**Material provided**:
-- START --

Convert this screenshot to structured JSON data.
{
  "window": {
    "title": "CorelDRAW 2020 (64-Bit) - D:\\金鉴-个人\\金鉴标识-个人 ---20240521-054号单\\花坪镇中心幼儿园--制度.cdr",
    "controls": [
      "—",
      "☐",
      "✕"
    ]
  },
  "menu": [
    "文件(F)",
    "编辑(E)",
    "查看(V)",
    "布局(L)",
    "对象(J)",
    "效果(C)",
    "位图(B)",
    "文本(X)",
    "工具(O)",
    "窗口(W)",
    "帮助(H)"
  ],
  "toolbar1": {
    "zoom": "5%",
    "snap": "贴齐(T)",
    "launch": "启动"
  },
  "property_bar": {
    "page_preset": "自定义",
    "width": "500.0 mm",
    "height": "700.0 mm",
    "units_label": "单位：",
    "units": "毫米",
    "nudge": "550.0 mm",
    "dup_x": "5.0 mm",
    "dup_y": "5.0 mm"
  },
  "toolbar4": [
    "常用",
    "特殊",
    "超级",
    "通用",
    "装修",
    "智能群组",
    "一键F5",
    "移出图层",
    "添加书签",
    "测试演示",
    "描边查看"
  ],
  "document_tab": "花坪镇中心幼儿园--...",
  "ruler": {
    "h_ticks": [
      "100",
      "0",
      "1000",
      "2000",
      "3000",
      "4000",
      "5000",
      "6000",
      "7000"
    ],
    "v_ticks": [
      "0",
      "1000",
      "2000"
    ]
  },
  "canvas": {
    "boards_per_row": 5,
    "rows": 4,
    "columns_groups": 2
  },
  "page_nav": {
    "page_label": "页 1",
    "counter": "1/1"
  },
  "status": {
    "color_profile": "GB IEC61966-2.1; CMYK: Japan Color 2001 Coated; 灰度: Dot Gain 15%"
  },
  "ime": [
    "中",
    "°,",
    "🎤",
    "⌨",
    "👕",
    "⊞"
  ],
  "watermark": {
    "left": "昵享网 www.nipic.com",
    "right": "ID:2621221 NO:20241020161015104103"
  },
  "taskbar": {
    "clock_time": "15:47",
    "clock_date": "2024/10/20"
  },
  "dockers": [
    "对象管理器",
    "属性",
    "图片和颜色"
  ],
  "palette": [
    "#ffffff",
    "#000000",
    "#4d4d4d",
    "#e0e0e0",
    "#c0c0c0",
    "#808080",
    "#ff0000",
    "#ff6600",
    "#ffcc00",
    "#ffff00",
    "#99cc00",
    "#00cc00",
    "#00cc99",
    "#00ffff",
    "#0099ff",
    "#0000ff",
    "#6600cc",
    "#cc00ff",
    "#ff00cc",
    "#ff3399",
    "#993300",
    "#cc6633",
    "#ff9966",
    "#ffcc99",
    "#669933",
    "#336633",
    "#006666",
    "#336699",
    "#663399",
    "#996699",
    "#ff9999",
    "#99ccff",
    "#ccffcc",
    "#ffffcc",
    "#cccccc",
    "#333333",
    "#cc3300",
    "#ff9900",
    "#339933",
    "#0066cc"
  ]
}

-- END --

**Prompt**:
Read the entries and pick out all lines that include the word "花坪镇中心幼儿园".

**Full output**:
    "title": "CorelDRAW 2020 (64-Bit) - D:\\金鉴-个人\\金鉴标识-个人 ---20240521-054号单\\花坪镇中心幼儿园--制度.cdr",
  "document_tab": "花坪镇中心幼儿园--...",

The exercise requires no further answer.